> Directions for this task
Gather all lines in the entries that include the word "text".

** Start of Listed records **

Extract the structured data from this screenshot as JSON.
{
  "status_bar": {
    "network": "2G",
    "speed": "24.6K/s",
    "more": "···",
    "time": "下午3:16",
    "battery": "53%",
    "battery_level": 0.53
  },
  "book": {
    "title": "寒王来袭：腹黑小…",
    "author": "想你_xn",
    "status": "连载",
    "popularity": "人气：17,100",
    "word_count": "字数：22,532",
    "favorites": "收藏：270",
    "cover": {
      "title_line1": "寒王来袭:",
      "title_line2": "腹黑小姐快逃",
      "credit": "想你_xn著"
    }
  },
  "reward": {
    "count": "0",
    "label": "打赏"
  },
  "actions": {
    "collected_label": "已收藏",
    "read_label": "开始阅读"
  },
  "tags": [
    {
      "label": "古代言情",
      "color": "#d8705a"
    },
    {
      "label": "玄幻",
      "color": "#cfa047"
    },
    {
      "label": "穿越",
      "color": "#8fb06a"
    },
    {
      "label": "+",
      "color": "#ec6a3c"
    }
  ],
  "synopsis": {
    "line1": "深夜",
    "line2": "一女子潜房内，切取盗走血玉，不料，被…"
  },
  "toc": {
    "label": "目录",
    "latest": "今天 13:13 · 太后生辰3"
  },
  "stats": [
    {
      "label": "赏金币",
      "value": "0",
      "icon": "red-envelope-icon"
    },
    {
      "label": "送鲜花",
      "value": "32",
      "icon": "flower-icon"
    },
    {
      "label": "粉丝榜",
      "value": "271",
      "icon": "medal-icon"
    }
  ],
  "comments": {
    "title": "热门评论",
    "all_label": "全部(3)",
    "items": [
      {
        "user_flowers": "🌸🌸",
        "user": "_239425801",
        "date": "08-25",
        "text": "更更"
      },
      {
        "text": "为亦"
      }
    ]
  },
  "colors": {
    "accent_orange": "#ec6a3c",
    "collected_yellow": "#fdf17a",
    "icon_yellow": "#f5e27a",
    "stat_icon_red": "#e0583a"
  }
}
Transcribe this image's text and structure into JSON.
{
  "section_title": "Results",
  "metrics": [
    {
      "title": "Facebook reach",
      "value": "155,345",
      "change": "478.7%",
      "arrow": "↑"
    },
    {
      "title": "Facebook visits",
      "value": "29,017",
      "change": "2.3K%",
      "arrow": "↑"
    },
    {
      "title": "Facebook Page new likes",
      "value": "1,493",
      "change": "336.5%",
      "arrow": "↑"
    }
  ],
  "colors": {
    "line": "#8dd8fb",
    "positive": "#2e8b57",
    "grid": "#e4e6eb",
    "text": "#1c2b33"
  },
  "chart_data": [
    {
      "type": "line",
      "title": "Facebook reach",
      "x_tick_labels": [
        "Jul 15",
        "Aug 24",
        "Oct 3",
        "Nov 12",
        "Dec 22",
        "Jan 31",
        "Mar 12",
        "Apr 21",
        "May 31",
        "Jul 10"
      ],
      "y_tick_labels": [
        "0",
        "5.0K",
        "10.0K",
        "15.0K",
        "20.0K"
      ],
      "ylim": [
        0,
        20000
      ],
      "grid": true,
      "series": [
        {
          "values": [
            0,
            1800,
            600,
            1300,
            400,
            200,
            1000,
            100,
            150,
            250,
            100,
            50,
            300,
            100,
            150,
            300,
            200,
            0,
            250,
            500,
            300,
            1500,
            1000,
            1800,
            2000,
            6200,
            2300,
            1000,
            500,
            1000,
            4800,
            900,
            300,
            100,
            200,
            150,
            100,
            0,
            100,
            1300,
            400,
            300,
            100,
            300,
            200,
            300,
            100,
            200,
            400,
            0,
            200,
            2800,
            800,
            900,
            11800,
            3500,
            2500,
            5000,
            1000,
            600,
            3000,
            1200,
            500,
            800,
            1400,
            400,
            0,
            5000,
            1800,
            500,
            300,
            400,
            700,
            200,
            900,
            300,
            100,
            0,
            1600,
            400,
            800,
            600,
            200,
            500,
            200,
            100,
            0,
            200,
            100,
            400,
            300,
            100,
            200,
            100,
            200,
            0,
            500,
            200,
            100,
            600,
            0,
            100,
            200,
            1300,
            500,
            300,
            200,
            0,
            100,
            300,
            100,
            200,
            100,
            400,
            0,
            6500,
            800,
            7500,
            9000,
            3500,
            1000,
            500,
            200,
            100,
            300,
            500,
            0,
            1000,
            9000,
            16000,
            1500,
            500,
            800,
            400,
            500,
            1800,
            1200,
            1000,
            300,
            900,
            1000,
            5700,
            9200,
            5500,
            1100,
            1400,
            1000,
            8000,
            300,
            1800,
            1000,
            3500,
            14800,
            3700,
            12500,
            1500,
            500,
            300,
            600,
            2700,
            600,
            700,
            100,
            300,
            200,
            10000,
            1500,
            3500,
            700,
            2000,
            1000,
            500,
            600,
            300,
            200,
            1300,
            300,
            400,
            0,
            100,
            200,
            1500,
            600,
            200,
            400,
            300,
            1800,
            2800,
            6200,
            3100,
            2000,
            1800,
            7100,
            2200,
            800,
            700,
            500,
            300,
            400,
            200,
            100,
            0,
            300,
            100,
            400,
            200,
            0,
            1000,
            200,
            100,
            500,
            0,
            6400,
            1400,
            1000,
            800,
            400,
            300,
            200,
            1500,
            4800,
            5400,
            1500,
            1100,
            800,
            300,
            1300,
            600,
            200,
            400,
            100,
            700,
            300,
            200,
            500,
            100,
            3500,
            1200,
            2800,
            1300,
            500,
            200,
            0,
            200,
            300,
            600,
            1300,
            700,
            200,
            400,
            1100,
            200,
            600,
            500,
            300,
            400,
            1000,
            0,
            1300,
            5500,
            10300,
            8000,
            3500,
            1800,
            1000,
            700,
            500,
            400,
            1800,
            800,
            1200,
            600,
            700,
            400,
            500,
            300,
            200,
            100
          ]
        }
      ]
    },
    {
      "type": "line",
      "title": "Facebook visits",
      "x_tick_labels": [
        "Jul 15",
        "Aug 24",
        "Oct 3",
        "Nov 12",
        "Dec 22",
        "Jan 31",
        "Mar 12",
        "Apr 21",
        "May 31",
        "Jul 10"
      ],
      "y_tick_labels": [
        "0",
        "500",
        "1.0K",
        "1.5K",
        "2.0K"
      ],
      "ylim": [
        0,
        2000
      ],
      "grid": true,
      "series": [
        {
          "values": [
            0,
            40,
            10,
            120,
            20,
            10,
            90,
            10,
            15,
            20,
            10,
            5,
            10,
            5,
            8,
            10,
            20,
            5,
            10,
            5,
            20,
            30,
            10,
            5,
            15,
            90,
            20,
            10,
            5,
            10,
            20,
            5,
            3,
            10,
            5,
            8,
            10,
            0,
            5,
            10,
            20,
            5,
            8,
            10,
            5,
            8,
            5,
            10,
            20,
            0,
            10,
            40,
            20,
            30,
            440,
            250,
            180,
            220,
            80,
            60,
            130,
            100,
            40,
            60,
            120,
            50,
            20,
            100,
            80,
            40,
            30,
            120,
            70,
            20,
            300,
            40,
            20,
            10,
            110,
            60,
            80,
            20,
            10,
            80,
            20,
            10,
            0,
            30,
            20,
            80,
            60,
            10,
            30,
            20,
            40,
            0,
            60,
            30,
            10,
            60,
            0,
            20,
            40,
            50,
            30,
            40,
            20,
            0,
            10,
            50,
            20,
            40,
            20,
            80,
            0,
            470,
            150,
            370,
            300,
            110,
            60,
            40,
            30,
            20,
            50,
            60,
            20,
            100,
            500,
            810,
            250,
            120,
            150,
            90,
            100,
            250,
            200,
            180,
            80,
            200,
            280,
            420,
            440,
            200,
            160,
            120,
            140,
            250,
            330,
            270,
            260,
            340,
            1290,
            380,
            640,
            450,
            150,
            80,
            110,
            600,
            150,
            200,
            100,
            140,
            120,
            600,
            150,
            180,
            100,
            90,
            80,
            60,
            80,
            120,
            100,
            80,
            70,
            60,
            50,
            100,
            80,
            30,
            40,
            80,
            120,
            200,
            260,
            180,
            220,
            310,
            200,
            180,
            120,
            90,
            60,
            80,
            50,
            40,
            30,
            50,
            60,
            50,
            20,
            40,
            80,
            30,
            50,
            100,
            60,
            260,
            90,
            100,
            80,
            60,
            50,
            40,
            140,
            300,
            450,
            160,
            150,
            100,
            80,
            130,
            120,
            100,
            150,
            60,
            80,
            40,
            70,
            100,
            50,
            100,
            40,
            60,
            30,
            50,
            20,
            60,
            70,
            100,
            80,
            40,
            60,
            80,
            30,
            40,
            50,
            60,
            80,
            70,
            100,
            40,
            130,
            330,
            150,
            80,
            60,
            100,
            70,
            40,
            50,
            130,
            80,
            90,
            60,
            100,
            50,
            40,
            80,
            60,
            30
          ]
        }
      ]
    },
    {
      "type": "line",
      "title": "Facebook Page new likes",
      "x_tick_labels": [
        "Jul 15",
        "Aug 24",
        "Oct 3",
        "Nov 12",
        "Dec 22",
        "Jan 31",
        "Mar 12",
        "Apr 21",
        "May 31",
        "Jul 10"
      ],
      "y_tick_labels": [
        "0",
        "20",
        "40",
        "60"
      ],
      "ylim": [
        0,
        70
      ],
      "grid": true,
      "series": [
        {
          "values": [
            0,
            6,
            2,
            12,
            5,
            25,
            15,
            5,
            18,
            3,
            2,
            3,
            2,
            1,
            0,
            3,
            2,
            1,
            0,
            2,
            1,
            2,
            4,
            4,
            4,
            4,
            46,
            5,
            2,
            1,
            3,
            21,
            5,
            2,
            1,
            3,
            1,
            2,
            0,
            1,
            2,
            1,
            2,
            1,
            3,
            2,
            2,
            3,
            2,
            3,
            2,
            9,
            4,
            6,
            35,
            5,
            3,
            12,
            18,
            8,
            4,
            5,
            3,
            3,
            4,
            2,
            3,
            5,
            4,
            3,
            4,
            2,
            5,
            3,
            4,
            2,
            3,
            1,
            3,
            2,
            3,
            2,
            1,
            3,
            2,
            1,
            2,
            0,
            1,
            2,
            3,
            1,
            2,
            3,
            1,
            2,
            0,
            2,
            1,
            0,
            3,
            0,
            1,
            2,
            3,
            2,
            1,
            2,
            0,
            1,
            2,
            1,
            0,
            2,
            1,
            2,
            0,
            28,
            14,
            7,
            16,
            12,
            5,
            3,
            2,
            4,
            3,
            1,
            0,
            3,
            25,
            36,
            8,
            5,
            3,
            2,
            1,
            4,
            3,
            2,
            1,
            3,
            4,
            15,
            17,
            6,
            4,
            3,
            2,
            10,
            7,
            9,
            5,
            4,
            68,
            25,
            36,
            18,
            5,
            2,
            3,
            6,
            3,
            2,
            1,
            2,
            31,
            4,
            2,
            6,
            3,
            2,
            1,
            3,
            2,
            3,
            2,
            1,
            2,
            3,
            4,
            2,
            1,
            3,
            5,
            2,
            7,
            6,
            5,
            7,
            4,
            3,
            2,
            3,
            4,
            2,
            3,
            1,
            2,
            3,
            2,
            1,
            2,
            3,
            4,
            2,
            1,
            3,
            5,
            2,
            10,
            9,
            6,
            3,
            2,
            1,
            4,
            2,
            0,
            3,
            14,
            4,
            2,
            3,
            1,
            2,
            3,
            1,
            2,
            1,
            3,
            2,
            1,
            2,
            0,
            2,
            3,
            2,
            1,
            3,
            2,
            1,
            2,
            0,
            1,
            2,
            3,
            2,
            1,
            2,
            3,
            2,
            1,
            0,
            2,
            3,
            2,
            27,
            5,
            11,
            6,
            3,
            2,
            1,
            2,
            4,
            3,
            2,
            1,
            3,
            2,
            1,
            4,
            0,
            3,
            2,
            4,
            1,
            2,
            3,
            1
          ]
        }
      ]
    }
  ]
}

** End of Listed records **

> Final answer
        "text": "更更"
        "text": "为亦"
Transcribe this image's text and structure into JSON.
    "text": "#1c2b33"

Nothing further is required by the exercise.